* TASK TO COMPLETE *
Could you express every one of the rows below as a Markdown table with the columns No and Line, giving each row's number and its text and leaving out any blank lines?

* EXERCISE INPUTS *
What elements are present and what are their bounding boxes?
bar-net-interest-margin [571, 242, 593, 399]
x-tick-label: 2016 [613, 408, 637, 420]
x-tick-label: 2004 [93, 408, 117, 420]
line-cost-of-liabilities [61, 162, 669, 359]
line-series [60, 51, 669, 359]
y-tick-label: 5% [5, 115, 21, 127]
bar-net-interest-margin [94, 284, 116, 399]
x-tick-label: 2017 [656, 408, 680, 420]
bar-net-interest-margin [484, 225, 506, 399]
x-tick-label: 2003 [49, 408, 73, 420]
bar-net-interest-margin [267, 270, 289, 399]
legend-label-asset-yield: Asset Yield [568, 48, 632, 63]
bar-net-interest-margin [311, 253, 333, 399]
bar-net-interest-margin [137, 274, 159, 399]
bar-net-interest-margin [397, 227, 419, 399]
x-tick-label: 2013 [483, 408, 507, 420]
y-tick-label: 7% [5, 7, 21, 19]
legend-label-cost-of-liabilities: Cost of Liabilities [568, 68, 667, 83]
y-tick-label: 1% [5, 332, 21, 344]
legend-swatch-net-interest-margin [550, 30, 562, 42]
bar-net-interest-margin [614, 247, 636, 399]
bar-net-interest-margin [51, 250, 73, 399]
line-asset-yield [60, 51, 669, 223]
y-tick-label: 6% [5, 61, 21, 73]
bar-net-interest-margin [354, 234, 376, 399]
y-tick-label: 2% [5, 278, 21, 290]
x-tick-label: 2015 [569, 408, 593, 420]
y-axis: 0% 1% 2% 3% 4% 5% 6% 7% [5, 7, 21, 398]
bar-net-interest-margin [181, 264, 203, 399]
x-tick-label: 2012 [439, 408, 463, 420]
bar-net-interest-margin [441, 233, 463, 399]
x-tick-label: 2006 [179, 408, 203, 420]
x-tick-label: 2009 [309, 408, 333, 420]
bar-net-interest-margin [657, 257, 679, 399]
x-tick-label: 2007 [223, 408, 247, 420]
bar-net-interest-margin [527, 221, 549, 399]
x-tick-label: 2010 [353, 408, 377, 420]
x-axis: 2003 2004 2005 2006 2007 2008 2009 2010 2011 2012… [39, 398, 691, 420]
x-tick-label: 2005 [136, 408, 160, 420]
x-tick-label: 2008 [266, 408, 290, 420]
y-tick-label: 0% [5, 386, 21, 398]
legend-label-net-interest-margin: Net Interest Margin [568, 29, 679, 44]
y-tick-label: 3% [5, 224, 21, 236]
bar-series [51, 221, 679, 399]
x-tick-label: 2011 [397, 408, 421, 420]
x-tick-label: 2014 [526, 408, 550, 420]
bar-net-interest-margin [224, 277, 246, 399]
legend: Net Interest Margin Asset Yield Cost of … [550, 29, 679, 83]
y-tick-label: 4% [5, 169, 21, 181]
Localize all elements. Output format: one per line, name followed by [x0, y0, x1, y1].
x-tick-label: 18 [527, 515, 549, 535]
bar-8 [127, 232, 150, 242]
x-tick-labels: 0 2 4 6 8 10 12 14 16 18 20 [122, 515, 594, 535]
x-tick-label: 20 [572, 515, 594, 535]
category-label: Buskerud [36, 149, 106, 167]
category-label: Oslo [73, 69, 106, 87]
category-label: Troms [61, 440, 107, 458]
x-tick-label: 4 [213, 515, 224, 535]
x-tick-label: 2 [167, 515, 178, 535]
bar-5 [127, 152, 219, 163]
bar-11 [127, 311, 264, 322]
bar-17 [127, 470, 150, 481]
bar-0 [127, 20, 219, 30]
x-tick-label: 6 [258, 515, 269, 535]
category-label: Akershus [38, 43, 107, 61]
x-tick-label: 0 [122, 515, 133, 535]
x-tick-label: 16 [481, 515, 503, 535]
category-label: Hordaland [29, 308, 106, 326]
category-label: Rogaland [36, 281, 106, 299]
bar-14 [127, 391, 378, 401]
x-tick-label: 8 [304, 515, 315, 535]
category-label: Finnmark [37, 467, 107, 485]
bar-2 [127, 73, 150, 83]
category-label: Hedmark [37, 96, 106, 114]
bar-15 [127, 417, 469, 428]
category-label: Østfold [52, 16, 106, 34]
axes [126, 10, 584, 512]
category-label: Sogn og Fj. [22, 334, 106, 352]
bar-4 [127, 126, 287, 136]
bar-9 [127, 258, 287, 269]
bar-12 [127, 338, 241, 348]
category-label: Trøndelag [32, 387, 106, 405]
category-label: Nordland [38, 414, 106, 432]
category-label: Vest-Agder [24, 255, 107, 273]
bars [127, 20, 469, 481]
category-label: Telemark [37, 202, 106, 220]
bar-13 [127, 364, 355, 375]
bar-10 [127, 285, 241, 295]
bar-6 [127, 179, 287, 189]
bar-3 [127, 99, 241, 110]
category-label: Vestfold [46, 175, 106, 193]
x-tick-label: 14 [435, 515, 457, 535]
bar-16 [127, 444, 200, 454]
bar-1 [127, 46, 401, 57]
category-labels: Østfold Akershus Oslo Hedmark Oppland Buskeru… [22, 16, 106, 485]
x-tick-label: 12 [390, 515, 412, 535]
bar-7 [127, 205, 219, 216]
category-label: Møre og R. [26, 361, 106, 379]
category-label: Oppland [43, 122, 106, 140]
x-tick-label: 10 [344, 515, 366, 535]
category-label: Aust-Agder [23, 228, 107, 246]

* RESPONSE BELOW *
| No | Line |
|---|---|
| 1 | What elements are present and what are their bounding boxes? |
| 2 | bar-net-interest-margin [571, 242, 593, 399] |
| 3 | x-tick-label: 2016 [613, 408, 637, 420] |
| 4 | x-tick-label: 2004 [93, 408, 117, 420] |
| 5 | line-cost-of-liabilities [61, 162, 669, 359] |
| 6 | line-series [60, 51, 669, 359] |
| 7 | y-tick-label: 5% [5, 115, 21, 127] |
| 8 | bar-net-interest-margin [94, 284, 116, 399] |
| 9 | x-tick-label: 2017 [656, 408, 680, 420] |
| 10 | bar-net-interest-margin [484, 225, 506, 399] |
| 11 | x-tick-label: 2003 [49, 408, 73, 420] |
| 12 | bar-net-interest-margin [267, 270, 289, 399] |
| 13 | legend-label-asset-yield: Asset Yield [568, 48, 632, 63] |
| 14 | bar-net-interest-margin [311, 253, 333, 399] |
| 15 | bar-net-interest-margin [137, 274, 159, 399] |
| 16 | bar-net-interest-margin [397, 227, 419, 399] |
| 17 | x-tick-label: 2013 [483, 408, 507, 420] |
| 18 | y-tick-label: 7% [5, 7, 21, 19] |
| 19 | legend-label-cost-of-liabilities: Cost of Liabilities [568, 68, 667, 83] |
| 20 | y-tick-label: 1% [5, 332, 21, 344] |
| 21 | legend-swatch-net-interest-margin [550, 30, 562, 42] |
| 22 | bar-net-interest-margin [614, 247, 636, 399] |
| 23 | bar-net-interest-margin [51, 250, 73, 399] |
| 24 | line-asset-yield [60, 51, 669, 223] |
| 25 | y-tick-label: 6% [5, 61, 21, 73] |
| 26 | bar-net-interest-margin [354, 234, 376, 399] |
| 27 | y-tick-label: 2% [5, 278, 21, 290] |
| 28 | x-tick-label: 2015 [569, 408, 593, 420] |
| 29 | y-axis: 0% 1% 2% 3% 4% 5% 6% 7% [5, 7, 21, 398] |
| 30 | bar-net-interest-margin [181, 264, 203, 399] |
| 31 | x-tick-label: 2012 [439, 408, 463, 420] |
| 32 | bar-net-interest-margin [441, 233, 463, 399] |
| 33 | x-tick-label: 2006 [179, 408, 203, 420] |
| 34 | x-tick-label: 2009 [309, 408, 333, 420] |
| 35 | bar-net-interest-margin [657, 257, 679, 399] |
| 36 | x-tick-label: 2007 [223, 408, 247, 420] |
| 37 | bar-net-interest-margin [527, 221, 549, 399] |
| 38 | x-tick-label: 2010 [353, 408, 377, 420] |
| 39 | x-axis: 2003 2004 2005 2006 2007 2008 2009 2010 2011 2012… [39, 398, 691, 420] |
| 40 | x-tick-label: 2005 [136, 408, 160, 420] |
| 41 | x-tick-label: 2008 [266, 408, 290, 420] |
| 42 | y-tick-label: 0% [5, 386, 21, 398] |
| 43 | legend-label-net-interest-margin: Net Interest Margin [568, 29, 679, 44] |
| 44 | y-tick-label: 3% [5, 224, 21, 236] |
| 45 | bar-series [51, 221, 679, 399] |
| 46 | x-tick-label: 2011 [397, 408, 421, 420] |
| 47 | x-tick-label: 2014 [526, 408, 550, 420] |
| 48 | bar-net-interest-margin [224, 277, 246, 399] |
| 49 | legend: Net Interest Margin Asset Yield Cost of … [550, 29, 679, 83] |
| 50 | y-tick-label: 4% [5, 169, 21, 181] |
| 51 | Localize all elements. Output format: one per line, name followed by [x0, y0, x1, y1]. |
| 52 | x-tick-label: 18 [527, 515, 549, 535] |
| 53 | bar-8 [127, 232, 150, 242] |
| 54 | x-tick-labels: 0 2 4 6 8 10 12 14 16 18 20 [122, 515, 594, 535] |
| 55 | x-tick-label: 20 [572, 515, 594, 535] |
| 56 | category-label: Buskerud [36, 149, 106, 167] |
| 57 | category-label: Oslo [73, 69, 106, 87] |
| 58 | category-label: Troms [61, 440, 107, 458] |
| 59 | x-tick-label: 4 [213, 515, 224, 535] |
| 60 | x-tick-label: 2 [167, 515, 178, 535] |
| 61 | bar-5 [127, 152, 219, 163] |
| 62 | bar-11 [127, 311, 264, 322] |
| 63 | bar-17 [127, 470, 150, 481] |
| 64 | bar-0 [127, 20, 219, 30] |
| 65 | x-tick-label: 6 [258, 515, 269, 535] |
| 66 | category-label: Akershus [38, 43, 107, 61] |
| 67 | x-tick-label: 0 [122, 515, 133, 535] |
| 68 | x-tick-label: 16 [481, 515, 503, 535] |
| 69 | category-label: Hordaland [29, 308, 106, 326] |
| 70 | category-label: Rogaland [36, 281, 106, 299] |
| 71 | bar-14 [127, 391, 378, 401] |
| 72 | x-tick-label: 8 [304, 515, 315, 535] |
| 73 | category-label: Finnmark [37, 467, 107, 485] |
| 74 | bar-2 [127, 73, 150, 83] |
| 75 | category-label: Hedmark [37, 96, 106, 114] |
| 76 | bar-15 [127, 417, 469, 428] |
| 77 | category-label: Østfold [52, 16, 106, 34] |
| 78 | axes [126, 10, 584, 512] |
| 79 | category-label: Sogn og Fj. [22, 334, 106, 352] |
| 80 | bar-4 [127, 126, 287, 136] |
| 81 | bar-9 [127, 258, 287, 269] |
| 82 | bar-12 [127, 338, 241, 348] |
| 83 | category-label: Trøndelag [32, 387, 106, 405] |
| 84 | category-label: Nordland [38, 414, 106, 432] |
| 85 | category-label: Vest-Agder [24, 255, 107, 273] |
| 86 | bars [127, 20, 469, 481] |
| 87 | category-label: Telemark [37, 202, 106, 220] |
| 88 | bar-13 [127, 364, 355, 375] |
| 89 | bar-10 [127, 285, 241, 295] |
| 90 | bar-6 [127, 179, 287, 189] |
| 91 | bar-3 [127, 99, 241, 110] |
| 92 | category-label: Vestfold [46, 175, 106, 193] |
| 93 | x-tick-label: 14 [435, 515, 457, 535] |
| 94 | bar-16 [127, 444, 200, 454] |
| 95 | bar-1 [127, 46, 401, 57] |
| 96 | category-labels: Østfold Akershus Oslo Hedmark Oppland Buskeru… [22, 16, 106, 485] |
| 97 | x-tick-label: 12 [390, 515, 412, 535] |
| 98 | bar-7 [127, 205, 219, 216] |
| 99 | category-label: Møre og R. [26, 361, 106, 379] |
| 100 | category-label: Oppland [43, 122, 106, 140] |
| 101 | x-tick-label: 10 [344, 515, 366, 535] |
| 102 | category-label: Aust-Agder [23, 228, 107, 246] |